(Data records)
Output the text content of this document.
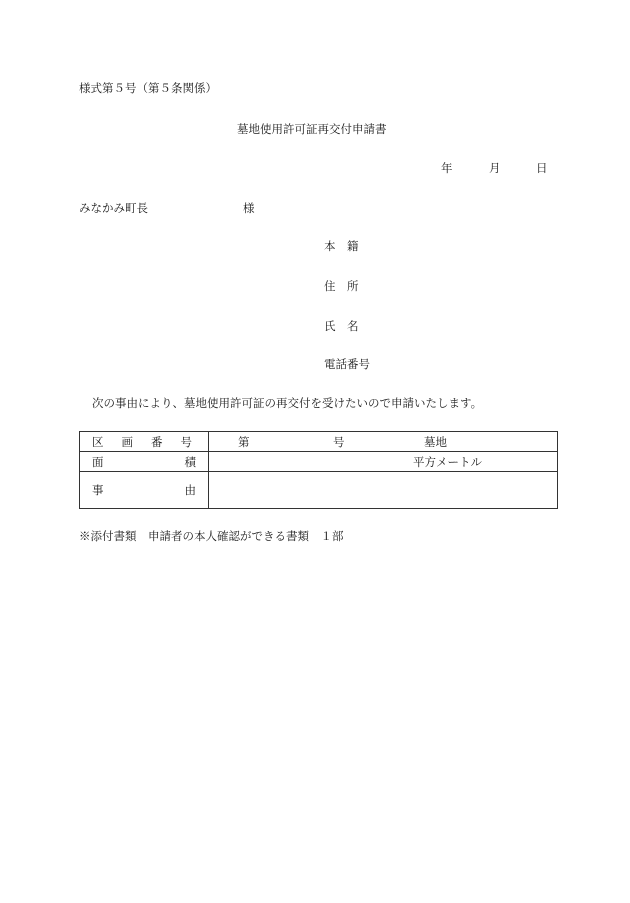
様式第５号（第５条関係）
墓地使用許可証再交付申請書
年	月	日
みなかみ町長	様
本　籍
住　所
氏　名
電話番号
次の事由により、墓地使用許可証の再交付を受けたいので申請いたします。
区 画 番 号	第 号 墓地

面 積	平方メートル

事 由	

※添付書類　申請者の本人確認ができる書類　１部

---

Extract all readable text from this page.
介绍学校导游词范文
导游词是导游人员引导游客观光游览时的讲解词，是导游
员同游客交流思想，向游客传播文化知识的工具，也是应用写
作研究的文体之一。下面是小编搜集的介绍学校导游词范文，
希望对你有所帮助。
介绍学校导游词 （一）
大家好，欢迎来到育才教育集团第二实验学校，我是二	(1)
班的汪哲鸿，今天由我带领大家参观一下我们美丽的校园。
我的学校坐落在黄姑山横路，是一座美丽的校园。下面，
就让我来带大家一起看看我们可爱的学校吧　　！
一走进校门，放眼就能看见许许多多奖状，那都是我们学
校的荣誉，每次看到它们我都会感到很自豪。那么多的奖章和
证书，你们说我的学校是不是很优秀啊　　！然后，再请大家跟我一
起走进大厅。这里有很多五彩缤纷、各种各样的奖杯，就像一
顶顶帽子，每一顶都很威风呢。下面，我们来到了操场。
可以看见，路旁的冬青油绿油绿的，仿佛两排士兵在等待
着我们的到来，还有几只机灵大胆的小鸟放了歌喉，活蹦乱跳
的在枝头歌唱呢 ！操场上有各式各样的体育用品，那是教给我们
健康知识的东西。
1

* * *

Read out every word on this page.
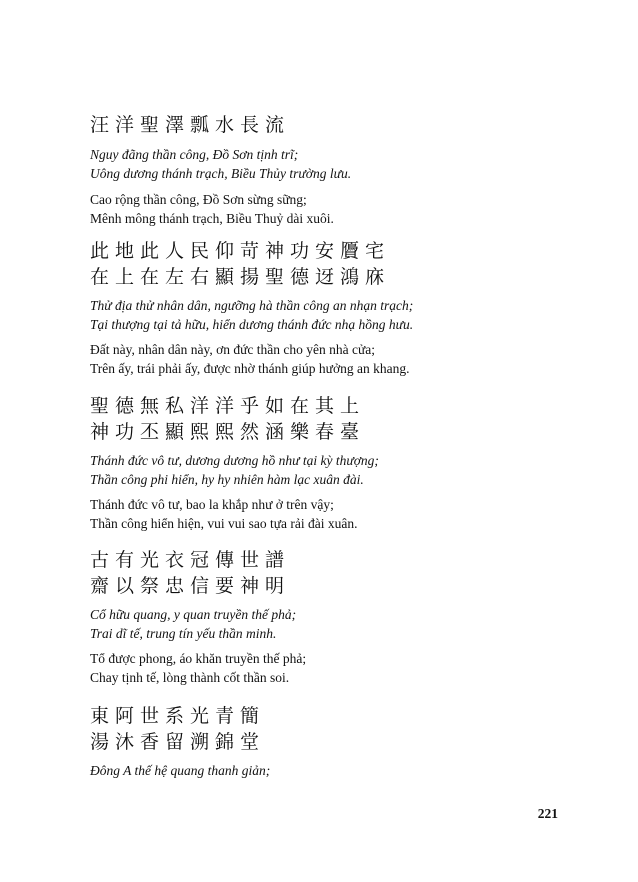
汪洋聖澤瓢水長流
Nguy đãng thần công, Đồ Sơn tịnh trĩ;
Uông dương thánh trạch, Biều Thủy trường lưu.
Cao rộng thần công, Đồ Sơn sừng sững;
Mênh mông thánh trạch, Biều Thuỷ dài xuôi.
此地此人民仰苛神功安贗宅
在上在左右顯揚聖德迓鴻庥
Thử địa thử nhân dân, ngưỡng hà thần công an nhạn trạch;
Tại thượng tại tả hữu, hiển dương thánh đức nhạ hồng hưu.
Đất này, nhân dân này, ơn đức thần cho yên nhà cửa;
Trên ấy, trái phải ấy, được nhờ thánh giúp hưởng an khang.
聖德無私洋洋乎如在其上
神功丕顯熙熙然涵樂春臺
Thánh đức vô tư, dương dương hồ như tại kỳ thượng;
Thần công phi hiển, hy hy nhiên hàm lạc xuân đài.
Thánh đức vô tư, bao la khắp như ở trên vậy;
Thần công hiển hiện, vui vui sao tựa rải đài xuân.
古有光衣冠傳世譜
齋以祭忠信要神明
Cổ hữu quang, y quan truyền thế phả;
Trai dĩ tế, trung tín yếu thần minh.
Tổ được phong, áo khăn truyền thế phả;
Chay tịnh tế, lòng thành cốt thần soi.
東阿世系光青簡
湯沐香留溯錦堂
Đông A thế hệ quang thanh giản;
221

**Task prompt**. Copy out every line in the listing where the word "công" appears.

**Task output**.
Nguy đãng thần công, Đồ Sơn tịnh trĩ;
Cao rộng thần công, Đồ Sơn sừng sững;
Thử địa thử nhân dân, ngưỡng hà thần công an nhạn trạch;
Thần công phi hiển, hy hy nhiên hàm lạc xuân đài.
Thần công hiển hiện, vui vui sao tựa rải đài xuân.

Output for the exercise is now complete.